===== Records
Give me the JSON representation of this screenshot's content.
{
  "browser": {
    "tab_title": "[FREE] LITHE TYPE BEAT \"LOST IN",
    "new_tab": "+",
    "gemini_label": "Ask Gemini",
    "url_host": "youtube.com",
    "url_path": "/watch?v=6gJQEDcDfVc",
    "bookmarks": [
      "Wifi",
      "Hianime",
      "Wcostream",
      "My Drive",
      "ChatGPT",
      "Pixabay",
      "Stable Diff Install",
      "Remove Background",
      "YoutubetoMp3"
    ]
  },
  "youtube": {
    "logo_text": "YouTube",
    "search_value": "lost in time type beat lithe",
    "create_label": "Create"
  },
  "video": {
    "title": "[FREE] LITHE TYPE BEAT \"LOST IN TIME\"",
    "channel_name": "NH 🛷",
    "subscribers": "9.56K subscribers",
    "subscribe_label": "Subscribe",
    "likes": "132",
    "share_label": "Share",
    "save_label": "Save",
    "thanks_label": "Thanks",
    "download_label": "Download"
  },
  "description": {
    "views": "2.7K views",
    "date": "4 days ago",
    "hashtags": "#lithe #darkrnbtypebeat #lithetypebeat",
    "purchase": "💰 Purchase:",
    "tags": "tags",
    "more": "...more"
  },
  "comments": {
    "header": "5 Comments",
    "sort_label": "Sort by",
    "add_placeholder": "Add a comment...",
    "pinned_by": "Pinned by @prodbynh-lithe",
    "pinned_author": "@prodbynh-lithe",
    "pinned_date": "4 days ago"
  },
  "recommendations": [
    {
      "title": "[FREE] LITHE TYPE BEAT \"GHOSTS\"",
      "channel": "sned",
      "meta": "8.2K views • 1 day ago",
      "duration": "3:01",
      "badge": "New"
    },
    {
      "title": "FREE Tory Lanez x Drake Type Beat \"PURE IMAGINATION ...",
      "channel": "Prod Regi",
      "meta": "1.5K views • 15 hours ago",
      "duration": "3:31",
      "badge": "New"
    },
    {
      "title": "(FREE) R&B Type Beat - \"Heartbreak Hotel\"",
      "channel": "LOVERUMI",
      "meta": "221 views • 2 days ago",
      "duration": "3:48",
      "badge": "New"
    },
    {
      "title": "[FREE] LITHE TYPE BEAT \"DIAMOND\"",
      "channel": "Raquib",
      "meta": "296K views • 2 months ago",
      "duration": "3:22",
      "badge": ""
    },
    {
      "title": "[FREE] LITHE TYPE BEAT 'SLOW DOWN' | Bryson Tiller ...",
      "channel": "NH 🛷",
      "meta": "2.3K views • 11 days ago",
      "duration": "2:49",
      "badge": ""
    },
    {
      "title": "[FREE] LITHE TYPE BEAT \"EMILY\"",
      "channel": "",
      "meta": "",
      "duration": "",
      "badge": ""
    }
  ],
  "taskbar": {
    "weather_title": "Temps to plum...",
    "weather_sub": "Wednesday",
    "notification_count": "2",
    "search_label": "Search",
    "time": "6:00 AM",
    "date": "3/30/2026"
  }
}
==========
__Problem details__:
From the data, list each line in which the string "days" appears.

__Task output__:
    "date": "4 days ago",
    "pinned_date": "4 days ago"
      "meta": "221 views • 2 days ago",
      "meta": "2.3K views • 11 days ago",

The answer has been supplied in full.